Please render the material from its first line through the line containing "- est-time-label: 19:00: [13, 312, 46, 325]", inclusive, as a Markdown table with the columns Row and Entry. Number each line in Row, put its text in Entry, and skip blank lines.
=== Supplied information ===
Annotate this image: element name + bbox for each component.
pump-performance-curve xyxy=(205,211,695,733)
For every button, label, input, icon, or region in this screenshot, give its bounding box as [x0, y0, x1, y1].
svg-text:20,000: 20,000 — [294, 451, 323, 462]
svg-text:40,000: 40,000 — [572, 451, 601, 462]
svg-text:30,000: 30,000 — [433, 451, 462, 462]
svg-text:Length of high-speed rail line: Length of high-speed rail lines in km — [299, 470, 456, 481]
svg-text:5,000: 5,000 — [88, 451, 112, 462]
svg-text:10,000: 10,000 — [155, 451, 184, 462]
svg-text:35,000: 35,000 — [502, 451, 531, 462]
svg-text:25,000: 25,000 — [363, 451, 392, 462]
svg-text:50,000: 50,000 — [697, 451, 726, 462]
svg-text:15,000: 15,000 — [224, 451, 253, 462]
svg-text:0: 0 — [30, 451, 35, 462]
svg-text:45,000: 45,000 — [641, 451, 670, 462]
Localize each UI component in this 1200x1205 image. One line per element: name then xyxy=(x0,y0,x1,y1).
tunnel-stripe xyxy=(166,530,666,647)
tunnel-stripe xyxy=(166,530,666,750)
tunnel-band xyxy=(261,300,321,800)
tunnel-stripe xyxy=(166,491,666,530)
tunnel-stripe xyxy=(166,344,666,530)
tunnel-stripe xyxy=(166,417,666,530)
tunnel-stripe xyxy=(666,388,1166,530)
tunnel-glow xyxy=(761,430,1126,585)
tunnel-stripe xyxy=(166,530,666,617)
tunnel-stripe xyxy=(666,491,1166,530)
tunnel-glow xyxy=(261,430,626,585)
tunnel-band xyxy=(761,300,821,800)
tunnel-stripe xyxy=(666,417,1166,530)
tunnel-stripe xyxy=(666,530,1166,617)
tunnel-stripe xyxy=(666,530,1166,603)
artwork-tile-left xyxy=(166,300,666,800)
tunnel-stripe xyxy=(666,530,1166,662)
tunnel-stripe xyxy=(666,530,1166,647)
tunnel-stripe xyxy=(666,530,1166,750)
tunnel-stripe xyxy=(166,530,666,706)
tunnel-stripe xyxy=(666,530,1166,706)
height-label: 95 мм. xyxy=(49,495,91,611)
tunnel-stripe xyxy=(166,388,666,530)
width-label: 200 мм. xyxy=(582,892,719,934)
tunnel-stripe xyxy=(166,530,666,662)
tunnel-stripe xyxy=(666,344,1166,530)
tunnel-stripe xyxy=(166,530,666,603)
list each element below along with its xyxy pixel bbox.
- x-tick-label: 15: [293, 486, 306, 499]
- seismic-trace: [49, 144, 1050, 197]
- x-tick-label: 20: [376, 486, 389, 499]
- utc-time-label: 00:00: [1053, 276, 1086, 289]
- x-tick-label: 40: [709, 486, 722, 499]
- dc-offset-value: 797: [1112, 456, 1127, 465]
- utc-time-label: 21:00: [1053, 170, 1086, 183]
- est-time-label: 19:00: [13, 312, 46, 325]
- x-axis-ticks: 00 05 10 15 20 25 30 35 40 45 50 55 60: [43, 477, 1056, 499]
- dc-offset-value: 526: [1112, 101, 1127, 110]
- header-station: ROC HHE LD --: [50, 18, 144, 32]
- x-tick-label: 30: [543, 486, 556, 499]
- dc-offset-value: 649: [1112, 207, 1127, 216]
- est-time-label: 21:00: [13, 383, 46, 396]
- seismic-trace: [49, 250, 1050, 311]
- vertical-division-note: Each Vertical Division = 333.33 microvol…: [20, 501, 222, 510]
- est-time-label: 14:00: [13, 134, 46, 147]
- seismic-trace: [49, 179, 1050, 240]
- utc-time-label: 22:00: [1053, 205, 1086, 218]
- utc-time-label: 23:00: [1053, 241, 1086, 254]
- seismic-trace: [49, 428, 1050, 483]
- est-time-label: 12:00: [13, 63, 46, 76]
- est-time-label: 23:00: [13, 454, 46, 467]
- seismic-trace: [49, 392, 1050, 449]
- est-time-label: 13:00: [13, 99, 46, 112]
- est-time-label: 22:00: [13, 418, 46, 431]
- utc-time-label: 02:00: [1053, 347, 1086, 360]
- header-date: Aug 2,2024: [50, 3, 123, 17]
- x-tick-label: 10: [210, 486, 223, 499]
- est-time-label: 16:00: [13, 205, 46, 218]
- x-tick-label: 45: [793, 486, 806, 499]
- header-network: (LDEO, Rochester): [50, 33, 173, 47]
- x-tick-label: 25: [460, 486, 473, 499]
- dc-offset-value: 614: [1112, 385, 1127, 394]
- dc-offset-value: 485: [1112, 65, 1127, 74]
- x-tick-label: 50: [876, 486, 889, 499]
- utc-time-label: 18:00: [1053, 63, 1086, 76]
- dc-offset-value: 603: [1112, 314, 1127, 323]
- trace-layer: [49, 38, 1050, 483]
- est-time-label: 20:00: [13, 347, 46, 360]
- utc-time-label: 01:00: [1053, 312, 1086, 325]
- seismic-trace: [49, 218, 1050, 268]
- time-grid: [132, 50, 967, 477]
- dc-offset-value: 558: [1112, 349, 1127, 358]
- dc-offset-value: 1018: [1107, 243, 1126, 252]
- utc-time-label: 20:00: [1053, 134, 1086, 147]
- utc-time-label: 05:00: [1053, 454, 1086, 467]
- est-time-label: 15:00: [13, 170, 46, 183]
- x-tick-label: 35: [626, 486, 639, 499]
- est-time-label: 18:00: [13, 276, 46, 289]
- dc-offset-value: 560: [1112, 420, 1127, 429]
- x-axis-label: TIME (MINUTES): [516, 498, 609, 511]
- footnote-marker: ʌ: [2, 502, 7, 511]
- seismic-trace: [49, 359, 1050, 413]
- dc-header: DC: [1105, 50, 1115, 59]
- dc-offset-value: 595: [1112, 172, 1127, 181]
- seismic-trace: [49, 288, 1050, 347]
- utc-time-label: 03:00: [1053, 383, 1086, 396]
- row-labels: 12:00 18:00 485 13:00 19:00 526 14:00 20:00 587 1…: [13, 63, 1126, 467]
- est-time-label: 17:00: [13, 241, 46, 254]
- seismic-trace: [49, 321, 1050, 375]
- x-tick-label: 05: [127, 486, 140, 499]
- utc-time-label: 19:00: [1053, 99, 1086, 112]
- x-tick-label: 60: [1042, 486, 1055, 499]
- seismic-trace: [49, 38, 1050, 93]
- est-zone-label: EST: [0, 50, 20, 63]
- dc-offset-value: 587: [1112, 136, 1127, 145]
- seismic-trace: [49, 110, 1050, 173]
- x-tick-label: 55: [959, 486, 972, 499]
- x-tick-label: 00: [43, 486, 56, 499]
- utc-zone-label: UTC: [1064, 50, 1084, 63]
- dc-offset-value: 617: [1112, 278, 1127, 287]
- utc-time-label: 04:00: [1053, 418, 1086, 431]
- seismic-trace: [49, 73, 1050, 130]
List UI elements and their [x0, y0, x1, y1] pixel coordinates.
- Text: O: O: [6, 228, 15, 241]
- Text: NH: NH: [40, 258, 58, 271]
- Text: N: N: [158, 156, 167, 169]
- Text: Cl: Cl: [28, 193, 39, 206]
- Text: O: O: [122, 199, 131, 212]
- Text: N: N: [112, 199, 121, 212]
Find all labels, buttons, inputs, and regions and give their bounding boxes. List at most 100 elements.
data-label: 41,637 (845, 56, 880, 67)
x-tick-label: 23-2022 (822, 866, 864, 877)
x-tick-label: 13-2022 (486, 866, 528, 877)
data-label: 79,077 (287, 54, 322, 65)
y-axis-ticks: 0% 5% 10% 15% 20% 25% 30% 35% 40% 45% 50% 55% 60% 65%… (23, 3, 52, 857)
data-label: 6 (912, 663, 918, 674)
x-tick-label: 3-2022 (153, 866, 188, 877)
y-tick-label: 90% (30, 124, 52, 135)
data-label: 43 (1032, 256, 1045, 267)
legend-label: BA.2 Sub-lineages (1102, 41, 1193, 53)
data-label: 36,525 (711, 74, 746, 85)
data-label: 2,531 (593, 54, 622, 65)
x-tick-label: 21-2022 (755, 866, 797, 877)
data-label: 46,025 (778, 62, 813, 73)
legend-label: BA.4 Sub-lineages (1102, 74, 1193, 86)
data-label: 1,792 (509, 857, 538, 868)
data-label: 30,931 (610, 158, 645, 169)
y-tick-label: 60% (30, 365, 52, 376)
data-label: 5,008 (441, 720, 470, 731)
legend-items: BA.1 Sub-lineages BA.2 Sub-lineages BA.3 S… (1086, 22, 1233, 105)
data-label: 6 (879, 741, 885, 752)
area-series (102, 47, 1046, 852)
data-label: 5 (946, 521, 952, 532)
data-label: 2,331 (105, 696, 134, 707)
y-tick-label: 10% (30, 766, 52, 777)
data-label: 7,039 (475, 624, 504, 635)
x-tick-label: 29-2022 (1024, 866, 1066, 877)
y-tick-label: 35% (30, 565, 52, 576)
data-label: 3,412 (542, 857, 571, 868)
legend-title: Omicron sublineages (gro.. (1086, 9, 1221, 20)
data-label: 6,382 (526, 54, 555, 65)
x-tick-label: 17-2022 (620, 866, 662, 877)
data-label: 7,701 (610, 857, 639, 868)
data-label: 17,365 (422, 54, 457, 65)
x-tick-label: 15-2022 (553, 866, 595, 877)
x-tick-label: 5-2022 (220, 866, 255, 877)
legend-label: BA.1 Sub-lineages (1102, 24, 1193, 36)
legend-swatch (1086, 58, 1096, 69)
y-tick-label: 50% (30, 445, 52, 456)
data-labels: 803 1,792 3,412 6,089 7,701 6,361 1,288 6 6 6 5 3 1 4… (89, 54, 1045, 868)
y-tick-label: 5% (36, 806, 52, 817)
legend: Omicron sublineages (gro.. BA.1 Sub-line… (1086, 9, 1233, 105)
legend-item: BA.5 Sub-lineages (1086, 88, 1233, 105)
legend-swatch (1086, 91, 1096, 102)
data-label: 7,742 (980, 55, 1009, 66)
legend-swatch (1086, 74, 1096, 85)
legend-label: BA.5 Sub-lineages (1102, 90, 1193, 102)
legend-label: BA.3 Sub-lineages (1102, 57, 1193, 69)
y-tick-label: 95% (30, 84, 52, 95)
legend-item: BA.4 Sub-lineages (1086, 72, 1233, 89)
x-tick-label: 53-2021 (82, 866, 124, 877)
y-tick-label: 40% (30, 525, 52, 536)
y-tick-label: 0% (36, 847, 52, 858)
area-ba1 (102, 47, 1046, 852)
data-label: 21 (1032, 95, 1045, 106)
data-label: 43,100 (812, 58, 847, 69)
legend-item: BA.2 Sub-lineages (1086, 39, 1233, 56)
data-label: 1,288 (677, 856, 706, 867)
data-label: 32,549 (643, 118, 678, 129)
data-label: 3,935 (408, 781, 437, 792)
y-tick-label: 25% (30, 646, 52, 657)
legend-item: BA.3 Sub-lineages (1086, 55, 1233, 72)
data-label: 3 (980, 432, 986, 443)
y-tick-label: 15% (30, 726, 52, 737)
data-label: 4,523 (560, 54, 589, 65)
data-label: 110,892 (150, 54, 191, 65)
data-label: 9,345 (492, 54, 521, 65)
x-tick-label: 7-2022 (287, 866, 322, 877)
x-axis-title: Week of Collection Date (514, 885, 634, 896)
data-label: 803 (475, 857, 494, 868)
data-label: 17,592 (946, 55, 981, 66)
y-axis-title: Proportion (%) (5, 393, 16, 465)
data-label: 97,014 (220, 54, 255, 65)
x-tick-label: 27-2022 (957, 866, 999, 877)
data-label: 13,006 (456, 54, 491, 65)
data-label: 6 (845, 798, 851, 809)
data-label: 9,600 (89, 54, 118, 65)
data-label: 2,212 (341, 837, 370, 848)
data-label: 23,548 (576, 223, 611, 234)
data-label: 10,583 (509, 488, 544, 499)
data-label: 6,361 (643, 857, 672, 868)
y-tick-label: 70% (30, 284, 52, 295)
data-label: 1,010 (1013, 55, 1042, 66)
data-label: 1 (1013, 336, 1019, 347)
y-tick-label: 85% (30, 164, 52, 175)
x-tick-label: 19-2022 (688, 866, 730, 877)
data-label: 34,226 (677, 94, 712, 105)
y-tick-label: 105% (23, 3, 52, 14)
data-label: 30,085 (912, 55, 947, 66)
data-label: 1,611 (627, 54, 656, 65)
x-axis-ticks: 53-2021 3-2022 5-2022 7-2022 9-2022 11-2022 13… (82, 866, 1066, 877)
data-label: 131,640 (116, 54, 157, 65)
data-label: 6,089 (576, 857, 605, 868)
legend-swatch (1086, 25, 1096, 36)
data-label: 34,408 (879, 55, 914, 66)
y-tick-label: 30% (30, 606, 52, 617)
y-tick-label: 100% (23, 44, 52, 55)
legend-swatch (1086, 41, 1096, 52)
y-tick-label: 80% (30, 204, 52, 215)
===
§ **Solution to this exercise**:
| Row | Entry |
|---|---|
| 1 | Annotate this image: element name + bbox for each component. |
| 2 | pump-performance-curve xyxy=(205,211,695,733) |
| 3 | For every button, label, input, icon, or region in this screenshot, give its bounding box as [x0, y0, x1, y1]. |
| 4 | svg-text:20,000: 20,000 — [294, 451, 323, 462] |
| 5 | svg-text:40,000: 40,000 — [572, 451, 601, 462] |
| 6 | svg-text:30,000: 30,000 — [433, 451, 462, 462] |
| 7 | svg-text:Length of high-speed rail line: Length of high-speed rail lines in km — [299, 470, 456, 481] |
| 8 | svg-text:5,000: 5,000 — [88, 451, 112, 462] |
| 9 | svg-text:10,000: 10,000 — [155, 451, 184, 462] |
| 10 | svg-text:35,000: 35,000 — [502, 451, 531, 462] |
| 11 | svg-text:25,000: 25,000 — [363, 451, 392, 462] |
| 12 | svg-text:50,000: 50,000 — [697, 451, 726, 462] |
| 13 | svg-text:15,000: 15,000 — [224, 451, 253, 462] |
| 14 | svg-text:0: 0 — [30, 451, 35, 462] |
| 15 | svg-text:45,000: 45,000 — [641, 451, 670, 462] |
| 16 | Localize each UI component in this 1200x1205 image. One line per element: name then xyxy=(x0,y0,x1,y1). |
| 17 | tunnel-stripe xyxy=(166,530,666,647) |
| 18 | tunnel-stripe xyxy=(166,530,666,750) |
| 19 | tunnel-band xyxy=(261,300,321,800) |
| 20 | tunnel-stripe xyxy=(166,491,666,530) |
| 21 | tunnel-stripe xyxy=(166,344,666,530) |
| 22 | tunnel-stripe xyxy=(166,417,666,530) |
| 23 | tunnel-stripe xyxy=(666,388,1166,530) |
| 24 | tunnel-glow xyxy=(761,430,1126,585) |
| 25 | tunnel-stripe xyxy=(166,530,666,617) |
| 26 | tunnel-stripe xyxy=(666,491,1166,530) |
| 27 | tunnel-glow xyxy=(261,430,626,585) |
| 28 | tunnel-band xyxy=(761,300,821,800) |
| 29 | tunnel-stripe xyxy=(666,417,1166,530) |
| 30 | tunnel-stripe xyxy=(666,530,1166,617) |
| 31 | tunnel-stripe xyxy=(666,530,1166,603) |
| 32 | artwork-tile-left xyxy=(166,300,666,800) |
| 33 | tunnel-stripe xyxy=(666,530,1166,662) |
| 34 | tunnel-stripe xyxy=(666,530,1166,647) |
| 35 | tunnel-stripe xyxy=(666,530,1166,750) |
| 36 | tunnel-stripe xyxy=(166,530,666,706) |
| 37 | tunnel-stripe xyxy=(666,530,1166,706) |
| 38 | height-label: 95 мм. xyxy=(49,495,91,611) |
| 39 | tunnel-stripe xyxy=(166,388,666,530) |
| 40 | width-label: 200 мм. xyxy=(582,892,719,934) |
| 41 | tunnel-stripe xyxy=(166,530,666,662) |
| 42 | tunnel-stripe xyxy=(666,344,1166,530) |
| 43 | tunnel-stripe xyxy=(166,530,666,603) |
| 44 | list each element below along with its xyxy pixel bbox. |
| 45 | - x-tick-label: 15: [293, 486, 306, 499] |
| 46 | - seismic-trace: [49, 144, 1050, 197] |
| 47 | - x-tick-label: 20: [376, 486, 389, 499] |
| 48 | - utc-time-label: 00:00: [1053, 276, 1086, 289] |
| 49 | - x-tick-label: 40: [709, 486, 722, 499] |
| 50 | - dc-offset-value: 797: [1112, 456, 1127, 465] |
| 51 | - utc-time-label: 21:00: [1053, 170, 1086, 183] |
| 52 | - est-time-label: 19:00: [13, 312, 46, 325] |